(Dataset entries)
......

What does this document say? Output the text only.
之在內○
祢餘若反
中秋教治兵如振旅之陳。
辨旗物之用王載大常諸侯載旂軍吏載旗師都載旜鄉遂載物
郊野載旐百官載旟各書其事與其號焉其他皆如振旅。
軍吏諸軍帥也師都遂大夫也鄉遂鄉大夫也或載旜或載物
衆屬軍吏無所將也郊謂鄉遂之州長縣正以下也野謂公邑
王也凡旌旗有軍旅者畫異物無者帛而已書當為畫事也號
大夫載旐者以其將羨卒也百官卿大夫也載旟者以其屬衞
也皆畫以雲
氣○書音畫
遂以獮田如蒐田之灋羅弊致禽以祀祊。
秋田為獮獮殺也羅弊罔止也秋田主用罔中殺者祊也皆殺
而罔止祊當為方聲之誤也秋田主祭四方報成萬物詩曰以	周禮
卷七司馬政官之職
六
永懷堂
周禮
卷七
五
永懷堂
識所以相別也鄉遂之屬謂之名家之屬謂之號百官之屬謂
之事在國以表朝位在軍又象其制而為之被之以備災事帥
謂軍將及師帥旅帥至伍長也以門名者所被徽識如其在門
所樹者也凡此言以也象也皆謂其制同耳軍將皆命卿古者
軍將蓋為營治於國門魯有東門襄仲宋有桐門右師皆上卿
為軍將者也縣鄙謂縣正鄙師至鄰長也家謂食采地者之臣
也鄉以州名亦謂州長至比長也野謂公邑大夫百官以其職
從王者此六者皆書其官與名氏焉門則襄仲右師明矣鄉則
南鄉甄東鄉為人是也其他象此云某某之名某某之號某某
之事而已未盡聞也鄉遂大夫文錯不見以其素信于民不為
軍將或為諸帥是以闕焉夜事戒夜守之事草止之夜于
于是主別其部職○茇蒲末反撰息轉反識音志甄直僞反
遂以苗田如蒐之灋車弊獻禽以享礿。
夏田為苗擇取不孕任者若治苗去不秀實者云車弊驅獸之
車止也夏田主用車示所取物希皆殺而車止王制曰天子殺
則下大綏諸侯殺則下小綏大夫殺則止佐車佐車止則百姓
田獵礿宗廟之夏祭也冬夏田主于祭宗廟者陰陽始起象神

......

Return each line of the records above exactly as it reads.

What does this document say? Output the text only.
之在內○
祢餘若反
中秋教治兵如振旅之陳。
辨旗物之用王載大常諸侯載旂軍吏載旗師都載旜鄉遂載物
郊野載旐百官載旟各書其事與其號焉其他皆如振旅。
軍吏諸軍帥也師都遂大夫也鄉遂鄉大夫也或載旜或載物
衆屬軍吏無所將也郊謂鄉遂之州長縣正以下也野謂公邑
王也凡旌旗有軍旅者畫異物無者帛而已書當為畫事也號
大夫載旐者以其將羨卒也百官卿大夫也載旟者以其屬衞
也皆畫以雲
氣○書音畫
遂以獮田如蒐田之灋羅弊致禽以祀祊。
秋田為獮獮殺也羅弊罔止也秋田主用罔中殺者祊也皆殺
而罔止祊當為方聲之誤也秋田主祭四方報成萬物詩曰以	周禮
卷七司馬政官之職
六
永懷堂
周禮
卷七
五
永懷堂
識所以相別也鄉遂之屬謂之名家之屬謂之號百官之屬謂
之事在國以表朝位在軍又象其制而為之被之以備災事帥
謂軍將及師帥旅帥至伍長也以門名者所被徽識如其在門
所樹者也凡此言以也象也皆謂其制同耳軍將皆命卿古者
軍將蓋為營治於國門魯有東門襄仲宋有桐門右師皆上卿
為軍將者也縣鄙謂縣正鄙師至鄰長也家謂食采地者之臣
也鄉以州名亦謂州長至比長也野謂公邑大夫百官以其職
從王者此六者皆書其官與名氏焉門則襄仲右師明矣鄉則
南鄉甄東鄉為人是也其他象此云某某之名某某之號某某
之事而已未盡聞也鄉遂大夫文錯不見以其素信于民不為
軍將或為諸帥是以闕焉夜事戒夜守之事草止之夜于
于是主別其部職○茇蒲末反撰息轉反識音志甄直僞反
遂以苗田如蒐之灋車弊獻禽以享礿。
夏田為苗擇取不孕任者若治苗去不秀實者云車弊驅獸之
車止也夏田主用車示所取物希皆殺而車止王制曰天子殺
則下大綏諸侯殺則下小綏大夫殺則止佐車佐車止則百姓
田獵礿宗廟之夏祭也冬夏田主于祭宗廟者陰陽始起象神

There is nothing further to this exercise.